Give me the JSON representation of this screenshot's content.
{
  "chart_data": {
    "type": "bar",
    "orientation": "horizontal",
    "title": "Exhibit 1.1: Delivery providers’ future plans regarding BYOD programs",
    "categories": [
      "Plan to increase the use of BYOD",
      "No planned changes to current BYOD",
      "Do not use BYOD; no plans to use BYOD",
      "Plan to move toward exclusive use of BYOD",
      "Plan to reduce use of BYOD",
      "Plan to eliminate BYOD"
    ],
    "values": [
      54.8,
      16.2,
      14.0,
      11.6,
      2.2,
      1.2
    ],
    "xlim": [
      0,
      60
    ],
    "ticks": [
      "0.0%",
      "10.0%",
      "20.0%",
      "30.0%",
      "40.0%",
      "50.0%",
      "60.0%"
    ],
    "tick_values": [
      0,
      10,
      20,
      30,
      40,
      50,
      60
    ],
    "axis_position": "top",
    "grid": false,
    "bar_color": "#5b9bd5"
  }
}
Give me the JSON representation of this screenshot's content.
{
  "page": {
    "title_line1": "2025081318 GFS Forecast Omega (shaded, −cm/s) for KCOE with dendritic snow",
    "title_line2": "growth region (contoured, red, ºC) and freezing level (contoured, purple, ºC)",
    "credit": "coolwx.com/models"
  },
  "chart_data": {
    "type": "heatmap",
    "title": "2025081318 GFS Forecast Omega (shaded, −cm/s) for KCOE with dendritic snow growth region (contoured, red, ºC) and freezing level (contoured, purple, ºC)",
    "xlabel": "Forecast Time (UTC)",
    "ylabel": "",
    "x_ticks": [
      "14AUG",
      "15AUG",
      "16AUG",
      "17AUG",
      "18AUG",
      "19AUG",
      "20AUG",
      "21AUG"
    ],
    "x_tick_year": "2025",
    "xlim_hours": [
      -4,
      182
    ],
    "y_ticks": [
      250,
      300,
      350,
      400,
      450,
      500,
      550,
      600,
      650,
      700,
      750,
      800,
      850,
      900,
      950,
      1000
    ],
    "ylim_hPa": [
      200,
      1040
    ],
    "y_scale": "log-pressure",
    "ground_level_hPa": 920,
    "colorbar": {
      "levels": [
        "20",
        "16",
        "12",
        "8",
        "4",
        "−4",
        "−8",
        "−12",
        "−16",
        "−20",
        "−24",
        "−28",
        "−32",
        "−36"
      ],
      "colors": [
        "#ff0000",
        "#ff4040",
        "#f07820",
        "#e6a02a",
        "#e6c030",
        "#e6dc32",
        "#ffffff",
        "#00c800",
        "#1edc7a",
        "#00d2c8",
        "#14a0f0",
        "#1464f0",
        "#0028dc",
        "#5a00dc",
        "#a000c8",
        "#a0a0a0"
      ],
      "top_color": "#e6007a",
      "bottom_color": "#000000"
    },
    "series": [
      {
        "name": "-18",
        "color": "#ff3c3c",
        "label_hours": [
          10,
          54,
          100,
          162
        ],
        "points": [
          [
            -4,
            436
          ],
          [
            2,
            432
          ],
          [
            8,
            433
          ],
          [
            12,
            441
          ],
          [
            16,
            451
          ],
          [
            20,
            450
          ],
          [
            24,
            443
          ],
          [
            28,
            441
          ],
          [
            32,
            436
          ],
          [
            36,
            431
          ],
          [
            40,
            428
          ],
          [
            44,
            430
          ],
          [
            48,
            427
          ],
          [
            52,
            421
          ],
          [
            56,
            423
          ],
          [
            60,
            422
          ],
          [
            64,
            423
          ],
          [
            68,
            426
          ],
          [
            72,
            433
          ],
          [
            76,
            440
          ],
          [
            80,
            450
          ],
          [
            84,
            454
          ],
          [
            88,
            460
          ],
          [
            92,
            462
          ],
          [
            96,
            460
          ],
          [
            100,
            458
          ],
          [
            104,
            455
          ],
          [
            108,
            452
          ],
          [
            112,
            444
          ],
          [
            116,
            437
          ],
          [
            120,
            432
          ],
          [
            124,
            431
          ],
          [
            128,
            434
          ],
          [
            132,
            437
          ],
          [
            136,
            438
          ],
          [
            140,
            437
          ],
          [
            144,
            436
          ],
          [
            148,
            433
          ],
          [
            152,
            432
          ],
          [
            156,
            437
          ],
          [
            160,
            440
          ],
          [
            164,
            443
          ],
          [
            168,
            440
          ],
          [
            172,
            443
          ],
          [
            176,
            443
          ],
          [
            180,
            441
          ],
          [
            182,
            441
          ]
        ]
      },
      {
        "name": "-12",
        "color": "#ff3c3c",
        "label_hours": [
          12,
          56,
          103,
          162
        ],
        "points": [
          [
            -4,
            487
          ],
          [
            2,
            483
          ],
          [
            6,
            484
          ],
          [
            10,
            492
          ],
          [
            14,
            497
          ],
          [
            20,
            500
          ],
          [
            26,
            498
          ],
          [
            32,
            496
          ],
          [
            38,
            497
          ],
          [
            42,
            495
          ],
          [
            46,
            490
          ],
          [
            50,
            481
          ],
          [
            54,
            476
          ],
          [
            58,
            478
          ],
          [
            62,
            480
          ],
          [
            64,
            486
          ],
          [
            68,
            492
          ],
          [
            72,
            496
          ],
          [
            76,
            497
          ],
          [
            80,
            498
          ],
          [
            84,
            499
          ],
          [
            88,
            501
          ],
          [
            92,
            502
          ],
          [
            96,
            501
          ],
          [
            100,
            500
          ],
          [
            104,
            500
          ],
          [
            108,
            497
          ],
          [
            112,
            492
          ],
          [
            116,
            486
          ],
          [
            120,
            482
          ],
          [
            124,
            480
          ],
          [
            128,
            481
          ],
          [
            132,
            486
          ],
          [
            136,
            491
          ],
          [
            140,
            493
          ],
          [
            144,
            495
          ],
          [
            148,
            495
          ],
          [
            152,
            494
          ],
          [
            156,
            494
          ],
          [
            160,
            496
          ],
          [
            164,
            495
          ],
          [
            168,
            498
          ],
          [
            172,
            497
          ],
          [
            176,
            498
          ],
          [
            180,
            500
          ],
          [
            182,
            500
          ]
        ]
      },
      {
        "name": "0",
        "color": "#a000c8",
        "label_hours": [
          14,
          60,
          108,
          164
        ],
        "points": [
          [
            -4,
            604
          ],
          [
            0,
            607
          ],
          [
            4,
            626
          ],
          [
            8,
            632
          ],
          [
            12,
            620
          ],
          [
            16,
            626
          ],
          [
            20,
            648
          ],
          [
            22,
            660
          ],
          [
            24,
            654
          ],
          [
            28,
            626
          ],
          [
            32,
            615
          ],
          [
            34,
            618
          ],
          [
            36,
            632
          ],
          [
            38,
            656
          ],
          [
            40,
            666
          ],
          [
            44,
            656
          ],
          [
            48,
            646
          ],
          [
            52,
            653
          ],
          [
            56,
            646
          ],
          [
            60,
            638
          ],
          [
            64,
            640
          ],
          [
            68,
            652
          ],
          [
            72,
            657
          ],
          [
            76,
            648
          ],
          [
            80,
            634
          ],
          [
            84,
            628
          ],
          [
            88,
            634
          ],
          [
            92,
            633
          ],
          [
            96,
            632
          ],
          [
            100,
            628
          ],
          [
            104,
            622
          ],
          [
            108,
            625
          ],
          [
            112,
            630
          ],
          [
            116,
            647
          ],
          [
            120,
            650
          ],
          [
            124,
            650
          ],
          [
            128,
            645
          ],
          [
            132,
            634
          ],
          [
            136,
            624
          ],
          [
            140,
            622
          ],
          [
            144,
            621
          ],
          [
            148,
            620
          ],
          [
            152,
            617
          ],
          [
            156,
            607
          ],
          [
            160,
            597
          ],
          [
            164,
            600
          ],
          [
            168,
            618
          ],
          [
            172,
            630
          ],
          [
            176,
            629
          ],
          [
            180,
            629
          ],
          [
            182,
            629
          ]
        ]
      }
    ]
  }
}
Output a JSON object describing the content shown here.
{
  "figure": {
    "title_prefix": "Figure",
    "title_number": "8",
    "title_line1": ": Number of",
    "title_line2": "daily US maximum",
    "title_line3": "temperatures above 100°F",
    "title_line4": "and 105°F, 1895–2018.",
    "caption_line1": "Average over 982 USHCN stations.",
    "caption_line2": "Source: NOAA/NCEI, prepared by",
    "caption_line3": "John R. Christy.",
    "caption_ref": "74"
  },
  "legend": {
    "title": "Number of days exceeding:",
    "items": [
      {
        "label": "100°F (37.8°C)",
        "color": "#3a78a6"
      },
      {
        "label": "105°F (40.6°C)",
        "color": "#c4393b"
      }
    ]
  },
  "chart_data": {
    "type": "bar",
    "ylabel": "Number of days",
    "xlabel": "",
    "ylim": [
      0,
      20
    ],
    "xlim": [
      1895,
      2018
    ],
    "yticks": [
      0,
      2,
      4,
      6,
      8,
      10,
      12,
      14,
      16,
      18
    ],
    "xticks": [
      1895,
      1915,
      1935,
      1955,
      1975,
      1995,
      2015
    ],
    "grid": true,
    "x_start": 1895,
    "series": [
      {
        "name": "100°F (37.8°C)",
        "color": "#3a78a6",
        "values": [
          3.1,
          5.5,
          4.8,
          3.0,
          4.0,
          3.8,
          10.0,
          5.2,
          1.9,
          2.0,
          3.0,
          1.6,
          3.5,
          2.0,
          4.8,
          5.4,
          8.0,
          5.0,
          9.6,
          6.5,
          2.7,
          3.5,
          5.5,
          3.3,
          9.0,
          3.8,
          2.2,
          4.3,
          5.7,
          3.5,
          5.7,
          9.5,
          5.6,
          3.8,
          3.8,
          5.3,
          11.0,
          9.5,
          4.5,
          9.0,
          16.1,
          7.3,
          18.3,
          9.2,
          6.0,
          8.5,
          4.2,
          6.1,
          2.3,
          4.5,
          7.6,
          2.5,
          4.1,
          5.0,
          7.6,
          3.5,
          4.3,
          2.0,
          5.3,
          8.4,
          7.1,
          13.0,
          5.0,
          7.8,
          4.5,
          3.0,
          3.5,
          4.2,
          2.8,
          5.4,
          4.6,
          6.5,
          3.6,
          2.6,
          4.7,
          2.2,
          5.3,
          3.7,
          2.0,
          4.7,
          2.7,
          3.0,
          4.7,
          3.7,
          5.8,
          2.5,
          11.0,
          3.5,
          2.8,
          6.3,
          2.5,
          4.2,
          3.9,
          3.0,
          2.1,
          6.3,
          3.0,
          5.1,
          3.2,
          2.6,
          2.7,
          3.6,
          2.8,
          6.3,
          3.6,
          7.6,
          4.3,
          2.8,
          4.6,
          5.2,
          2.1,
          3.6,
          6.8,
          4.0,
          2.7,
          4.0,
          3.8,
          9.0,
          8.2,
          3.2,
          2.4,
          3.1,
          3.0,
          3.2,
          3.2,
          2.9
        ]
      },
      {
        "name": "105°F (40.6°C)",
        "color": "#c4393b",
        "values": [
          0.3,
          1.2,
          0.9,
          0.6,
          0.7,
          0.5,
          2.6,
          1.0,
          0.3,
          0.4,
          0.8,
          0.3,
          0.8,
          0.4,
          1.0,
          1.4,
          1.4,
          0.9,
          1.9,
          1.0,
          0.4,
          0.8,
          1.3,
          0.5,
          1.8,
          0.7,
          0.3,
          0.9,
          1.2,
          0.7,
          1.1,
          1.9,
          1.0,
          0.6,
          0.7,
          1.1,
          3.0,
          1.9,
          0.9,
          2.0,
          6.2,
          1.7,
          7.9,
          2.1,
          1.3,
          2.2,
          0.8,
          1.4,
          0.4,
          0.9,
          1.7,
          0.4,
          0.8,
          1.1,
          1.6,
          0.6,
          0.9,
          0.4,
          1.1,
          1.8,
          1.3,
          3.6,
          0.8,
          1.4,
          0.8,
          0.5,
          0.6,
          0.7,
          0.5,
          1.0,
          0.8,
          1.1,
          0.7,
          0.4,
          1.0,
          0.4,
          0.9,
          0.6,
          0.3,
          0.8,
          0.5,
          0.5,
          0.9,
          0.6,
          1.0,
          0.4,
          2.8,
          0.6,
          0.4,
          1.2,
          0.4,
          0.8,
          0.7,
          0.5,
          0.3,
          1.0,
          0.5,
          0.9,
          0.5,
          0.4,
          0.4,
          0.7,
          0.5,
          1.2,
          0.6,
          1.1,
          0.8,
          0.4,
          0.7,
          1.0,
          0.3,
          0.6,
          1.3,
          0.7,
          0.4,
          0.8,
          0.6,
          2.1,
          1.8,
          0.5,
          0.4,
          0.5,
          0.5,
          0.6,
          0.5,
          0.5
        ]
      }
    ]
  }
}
────────────────────
* **Prompt**: Every line that holds the word "name" should be extracted.

* **Solution below**:
        "name": "-18",
        "name": "-12",
        "name": "0",
        "name": "100°F (37.8°C)",
        "name": "105°F (40.6°C)",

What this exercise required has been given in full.